— BEGIN Exercise inputs —
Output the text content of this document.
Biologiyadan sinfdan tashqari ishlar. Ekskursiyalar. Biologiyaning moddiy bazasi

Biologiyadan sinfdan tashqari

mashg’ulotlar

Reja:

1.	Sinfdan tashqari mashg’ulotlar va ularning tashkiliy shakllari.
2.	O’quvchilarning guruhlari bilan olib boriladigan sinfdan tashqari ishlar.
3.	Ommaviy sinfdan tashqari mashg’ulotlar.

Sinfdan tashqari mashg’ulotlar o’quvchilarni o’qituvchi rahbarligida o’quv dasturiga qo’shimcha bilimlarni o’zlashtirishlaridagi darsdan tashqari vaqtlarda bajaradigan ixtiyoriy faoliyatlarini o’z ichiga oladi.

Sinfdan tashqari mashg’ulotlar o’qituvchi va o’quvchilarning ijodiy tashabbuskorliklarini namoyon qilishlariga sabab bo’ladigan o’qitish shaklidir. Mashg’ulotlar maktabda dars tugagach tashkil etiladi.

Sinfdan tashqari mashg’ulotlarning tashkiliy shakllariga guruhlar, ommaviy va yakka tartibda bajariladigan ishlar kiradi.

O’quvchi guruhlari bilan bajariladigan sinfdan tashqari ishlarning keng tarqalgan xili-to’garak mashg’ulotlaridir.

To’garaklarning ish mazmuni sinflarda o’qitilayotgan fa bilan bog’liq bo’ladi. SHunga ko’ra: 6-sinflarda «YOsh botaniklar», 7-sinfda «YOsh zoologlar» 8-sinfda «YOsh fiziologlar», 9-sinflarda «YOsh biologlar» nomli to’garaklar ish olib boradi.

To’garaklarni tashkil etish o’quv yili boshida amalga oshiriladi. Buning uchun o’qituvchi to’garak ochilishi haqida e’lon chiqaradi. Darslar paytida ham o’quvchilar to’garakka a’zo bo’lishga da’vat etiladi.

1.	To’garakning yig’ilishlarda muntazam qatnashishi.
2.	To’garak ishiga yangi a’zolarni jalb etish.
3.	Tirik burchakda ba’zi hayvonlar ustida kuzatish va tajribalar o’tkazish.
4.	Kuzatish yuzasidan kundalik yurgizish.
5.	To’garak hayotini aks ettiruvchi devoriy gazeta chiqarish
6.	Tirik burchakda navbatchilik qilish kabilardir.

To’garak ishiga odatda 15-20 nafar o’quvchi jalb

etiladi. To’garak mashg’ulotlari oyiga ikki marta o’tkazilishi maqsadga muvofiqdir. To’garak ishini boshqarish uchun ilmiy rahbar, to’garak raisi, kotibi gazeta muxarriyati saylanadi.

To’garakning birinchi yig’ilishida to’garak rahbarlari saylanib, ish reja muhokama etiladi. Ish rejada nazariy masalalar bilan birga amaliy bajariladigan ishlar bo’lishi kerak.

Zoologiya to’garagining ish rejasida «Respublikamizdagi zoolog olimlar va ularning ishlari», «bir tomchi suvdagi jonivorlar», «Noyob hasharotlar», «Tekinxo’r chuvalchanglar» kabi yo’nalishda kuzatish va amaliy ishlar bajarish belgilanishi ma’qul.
— END Exercise inputs —
What the exercise asks -
Please restate the whole listing word for word.

Exercise answer -
Output the text content of this document.
Biologiyadan sinfdan tashqari ishlar. Ekskursiyalar. Biologiyaning moddiy bazasi

Biologiyadan sinfdan tashqari

mashg’ulotlar

Reja:

1.	Sinfdan tashqari mashg’ulotlar va ularning tashkiliy shakllari.
2.	O’quvchilarning guruhlari bilan olib boriladigan sinfdan tashqari ishlar.
3.	Ommaviy sinfdan tashqari mashg’ulotlar.

Sinfdan tashqari mashg’ulotlar o’quvchilarni o’qituvchi rahbarligida o’quv dasturiga qo’shimcha bilimlarni o’zlashtirishlaridagi darsdan tashqari vaqtlarda bajaradigan ixtiyoriy faoliyatlarini o’z ichiga oladi.

Sinfdan tashqari mashg’ulotlar o’qituvchi va o’quvchilarning ijodiy tashabbuskorliklarini namoyon qilishlariga sabab bo’ladigan o’qitish shaklidir. Mashg’ulotlar maktabda dars tugagach tashkil etiladi.

Sinfdan tashqari mashg’ulotlarning tashkiliy shakllariga guruhlar, ommaviy va yakka tartibda bajariladigan ishlar kiradi.

O’quvchi guruhlari bilan bajariladigan sinfdan tashqari ishlarning keng tarqalgan xili-to’garak mashg’ulotlaridir.

To’garaklarning ish mazmuni sinflarda o’qitilayotgan fa bilan bog’liq bo’ladi. SHunga ko’ra: 6-sinflarda «YOsh botaniklar», 7-sinfda «YOsh zoologlar» 8-sinfda «YOsh fiziologlar», 9-sinflarda «YOsh biologlar» nomli to’garaklar ish olib boradi.

To’garaklarni tashkil etish o’quv yili boshida amalga oshiriladi. Buning uchun o’qituvchi to’garak ochilishi haqida e’lon chiqaradi. Darslar paytida ham o’quvchilar to’garakka a’zo bo’lishga da’vat etiladi.

1.	To’garakning yig’ilishlarda muntazam qatnashishi.
2.	To’garak ishiga yangi a’zolarni jalb etish.
3.	Tirik burchakda ba’zi hayvonlar ustida kuzatish va tajribalar o’tkazish.
4.	Kuzatish yuzasidan kundalik yurgizish.
5.	To’garak hayotini aks ettiruvchi devoriy gazeta chiqarish
6.	Tirik burchakda navbatchilik qilish kabilardir.

To’garak ishiga odatda 15-20 nafar o’quvchi jalb

etiladi. To’garak mashg’ulotlari oyiga ikki marta o’tkazilishi maqsadga muvofiqdir. To’garak ishini boshqarish uchun ilmiy rahbar, to’garak raisi, kotibi gazeta muxarriyati saylanadi.

To’garakning birinchi yig’ilishida to’garak rahbarlari saylanib, ish reja muhokama etiladi. Ish rejada nazariy masalalar bilan birga amaliy bajariladigan ishlar bo’lishi kerak.

Zoologiya to’garagining ish rejasida «Respublikamizdagi zoolog olimlar va ularning ishlari», «bir tomchi suvdagi jonivorlar», «Noyob hasharotlar», «Tekinxo’r chuvalchanglar» kabi yo’nalishda kuzatish va amaliy ishlar bajarish belgilanishi ma’qul.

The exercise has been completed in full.